## Problem to solve
Below are entries. Pull out all lines containing "text".

[begin Supplied data]

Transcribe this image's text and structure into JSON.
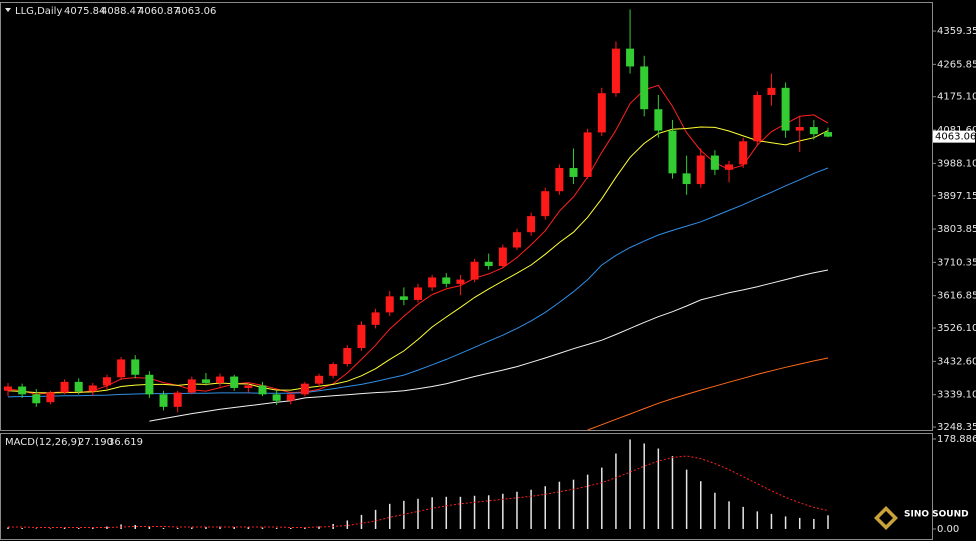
{
  "chart_data": [
    {
      "type": "candlestick",
      "title": "LLG,Daily",
      "up_color": "#ff1a1a",
      "down_color": "#33cc33",
      "ohlc": [
        [
          3350,
          3372,
          3335,
          3362
        ],
        [
          3362,
          3370,
          3330,
          3340
        ],
        [
          3340,
          3355,
          3305,
          3315
        ],
        [
          3318,
          3350,
          3312,
          3345
        ],
        [
          3345,
          3382,
          3340,
          3375
        ],
        [
          3375,
          3385,
          3340,
          3348
        ],
        [
          3348,
          3372,
          3336,
          3365
        ],
        [
          3365,
          3395,
          3355,
          3388
        ],
        [
          3388,
          3445,
          3380,
          3438
        ],
        [
          3438,
          3450,
          3385,
          3395
        ],
        [
          3395,
          3405,
          3330,
          3340
        ],
        [
          3340,
          3350,
          3295,
          3305
        ],
        [
          3305,
          3350,
          3290,
          3345
        ],
        [
          3345,
          3390,
          3340,
          3382
        ],
        [
          3382,
          3400,
          3365,
          3372
        ],
        [
          3372,
          3398,
          3362,
          3390
        ],
        [
          3390,
          3395,
          3350,
          3358
        ],
        [
          3358,
          3372,
          3345,
          3365
        ],
        [
          3365,
          3375,
          3335,
          3340
        ],
        [
          3340,
          3350,
          3310,
          3322
        ],
        [
          3322,
          3345,
          3312,
          3340
        ],
        [
          3340,
          3375,
          3335,
          3370
        ],
        [
          3370,
          3398,
          3362,
          3392
        ],
        [
          3392,
          3430,
          3385,
          3425
        ],
        [
          3425,
          3478,
          3418,
          3470
        ],
        [
          3470,
          3545,
          3462,
          3535
        ],
        [
          3535,
          3580,
          3525,
          3570
        ],
        [
          3570,
          3630,
          3560,
          3615
        ],
        [
          3615,
          3640,
          3590,
          3605
        ],
        [
          3605,
          3650,
          3598,
          3640
        ],
        [
          3640,
          3675,
          3630,
          3668
        ],
        [
          3668,
          3680,
          3640,
          3650
        ],
        [
          3650,
          3675,
          3618,
          3662
        ],
        [
          3662,
          3720,
          3655,
          3712
        ],
        [
          3712,
          3735,
          3690,
          3700
        ],
        [
          3700,
          3760,
          3695,
          3752
        ],
        [
          3752,
          3805,
          3745,
          3795
        ],
        [
          3795,
          3850,
          3785,
          3840
        ],
        [
          3840,
          3920,
          3830,
          3910
        ],
        [
          3910,
          3985,
          3900,
          3975
        ],
        [
          3975,
          4030,
          3930,
          3950
        ],
        [
          3950,
          4085,
          3945,
          4075
        ],
        [
          4075,
          4200,
          4065,
          4185
        ],
        [
          4185,
          4330,
          4175,
          4310
        ],
        [
          4310,
          4420,
          4240,
          4260
        ],
        [
          4260,
          4290,
          4120,
          4140
        ],
        [
          4140,
          4180,
          4060,
          4080
        ],
        [
          4080,
          4110,
          3945,
          3960
        ],
        [
          3960,
          4010,
          3900,
          3930
        ],
        [
          3930,
          4030,
          3920,
          4010
        ],
        [
          4010,
          4025,
          3955,
          3970
        ],
        [
          3970,
          3995,
          3935,
          3985
        ],
        [
          3985,
          4060,
          3975,
          4050
        ],
        [
          4050,
          4190,
          4040,
          4180
        ],
        [
          4180,
          4240,
          4150,
          4200
        ],
        [
          4200,
          4215,
          4060,
          4080
        ],
        [
          4080,
          4120,
          4020,
          4090
        ],
        [
          4090,
          4110,
          4055,
          4070
        ],
        [
          4075.84,
          4088.47,
          4060.87,
          4063.06
        ]
      ],
      "series": [
        {
          "color": "#ff2020",
          "values": [
            3355,
            3350,
            3340,
            3345,
            3347,
            3345,
            3350,
            3364,
            3383,
            3387,
            3385,
            3373,
            3365,
            3353,
            3349,
            3359,
            3369,
            3373,
            3365,
            3355,
            3345,
            3347,
            3354,
            3370,
            3400,
            3438,
            3478,
            3523,
            3559,
            3593,
            3620,
            3636,
            3645,
            3666,
            3678,
            3695,
            3724,
            3760,
            3799,
            3854,
            3894,
            3950,
            4019,
            4081,
            4156,
            4194,
            4207,
            4148,
            4074,
            4024,
            3990,
            3971,
            3983,
            4039,
            4077,
            4099,
            4120,
            4124,
            4101
          ]
        },
        {
          "color": "#ffff33",
          "values": [
            3350,
            3348,
            3345,
            3344,
            3345,
            3346,
            3347,
            3352,
            3362,
            3366,
            3368,
            3368,
            3365,
            3369,
            3368,
            3372,
            3370,
            3369,
            3359,
            3352,
            3352,
            3358,
            3363,
            3368,
            3377,
            3392,
            3412,
            3438,
            3462,
            3494,
            3529,
            3557,
            3584,
            3612,
            3636,
            3658,
            3680,
            3703,
            3733,
            3766,
            3795,
            3837,
            3889,
            3949,
            4005,
            4044,
            4072,
            4084,
            4086,
            4090,
            4089,
            4079,
            4065,
            4052,
            4046,
            4040,
            4051,
            4060,
            4080
          ]
        },
        {
          "color": "#2f8fe8",
          "values": [
            3333,
            3334,
            3334,
            3335,
            3336,
            3336,
            3337,
            3338,
            3340,
            3341,
            3342,
            3342,
            3342,
            3343,
            3343,
            3344,
            3344,
            3344,
            3343,
            3343,
            3343,
            3345,
            3350,
            3356,
            3362,
            3368,
            3376,
            3385,
            3394,
            3408,
            3423,
            3438,
            3455,
            3472,
            3489,
            3506,
            3525,
            3546,
            3570,
            3598,
            3628,
            3662,
            3703,
            3730,
            3752,
            3770,
            3787,
            3800,
            3812,
            3824,
            3840,
            3856,
            3872,
            3890,
            3907,
            3925,
            3942,
            3960,
            3975
          ]
        },
        {
          "color": "#f2f2f2",
          "values": [
            null,
            null,
            null,
            null,
            null,
            null,
            null,
            null,
            null,
            null,
            3265,
            3272,
            3279,
            3286,
            3292,
            3298,
            3303,
            3308,
            3313,
            3318,
            3322,
            3330,
            3333,
            3336,
            3339,
            3342,
            3345,
            3347,
            3350,
            3356,
            3362,
            3370,
            3380,
            3390,
            3399,
            3408,
            3418,
            3430,
            3442,
            3455,
            3468,
            3480,
            3492,
            3508,
            3525,
            3542,
            3558,
            3572,
            3588,
            3605,
            3615,
            3625,
            3633,
            3642,
            3652,
            3662,
            3672,
            3681,
            3689
          ]
        },
        {
          "color": "#ff6a1a",
          "values": [
            null,
            null,
            null,
            null,
            null,
            null,
            null,
            null,
            null,
            null,
            null,
            null,
            null,
            null,
            null,
            null,
            null,
            null,
            null,
            null,
            null,
            null,
            null,
            null,
            null,
            null,
            null,
            null,
            null,
            null,
            null,
            null,
            null,
            null,
            null,
            null,
            null,
            null,
            null,
            null,
            null,
            3240,
            3255,
            3270,
            3285,
            3300,
            3315,
            3328,
            3340,
            3352,
            3363,
            3374,
            3385,
            3396,
            3406,
            3416,
            3425,
            3434,
            3442
          ]
        }
      ],
      "ylim": [
        3240,
        4438
      ],
      "yticks": [
        4359.35,
        4265.85,
        {
          "value": 4175.1,
          "label": "4175.10"
        },
        {
          "value": 4081.6,
          "label": "4081.60"
        },
        {
          "value": 3988.1,
          "label": "3988.10"
        },
        3897.15,
        3803.85,
        3710.35,
        3616.85,
        {
          "value": 3526.1,
          "label": "3526.10"
        },
        {
          "value": 3432.6,
          "label": "3432.60"
        },
        {
          "value": 3339.1,
          "label": "3339.10"
        },
        3248.35
      ],
      "grid": false
    },
    {
      "type": "macd",
      "title": "MACD(12,26,9)",
      "legend_values": [
        {
          "value": 27.19,
          "label": "27.190"
        },
        {
          "value": 36.619,
          "label": "36.619"
        }
      ],
      "histogram": {
        "color": "#e6e6e6",
        "values": [
          3,
          2,
          1,
          1,
          2,
          2,
          3,
          5,
          9,
          8,
          5,
          2,
          2,
          3,
          4,
          5,
          4,
          4,
          3,
          2,
          2,
          3,
          5,
          10,
          17,
          28,
          38,
          50,
          56,
          60,
          63,
          64,
          64,
          66,
          67,
          70,
          74,
          78,
          85,
          94,
          98,
          108,
          122,
          150,
          178,
          170,
          160,
          145,
          118,
          95,
          72,
          55,
          44,
          35,
          30,
          25,
          22,
          20,
          27.19
        ]
      },
      "signal": {
        "color": "#ff2020",
        "values": [
          4,
          4,
          3,
          3,
          3,
          3,
          3,
          3,
          4,
          5,
          5,
          5,
          4,
          4,
          4,
          4,
          4,
          4,
          4,
          4,
          3,
          3,
          4,
          5,
          7,
          11,
          16,
          23,
          29,
          35,
          41,
          46,
          50,
          53,
          56,
          59,
          62,
          65,
          69,
          74,
          79,
          85,
          92,
          102,
          113,
          125,
          135,
          142,
          145,
          140,
          130,
          118,
          104,
          90,
          76,
          63,
          52,
          43,
          36.619
        ]
      },
      "ylim": [
        -21.9,
        190.8
      ],
      "yticks": [
        178.886,
        {
          "value": 0,
          "label": "0.00"
        }
      ]
    }
  ],
  "logo": {
    "text": "SINO SOUND"
  }
}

[end Supplied data]

## Output of the task
Transcribe this image's text and structure into JSON.
    "text": "SINO SOUND"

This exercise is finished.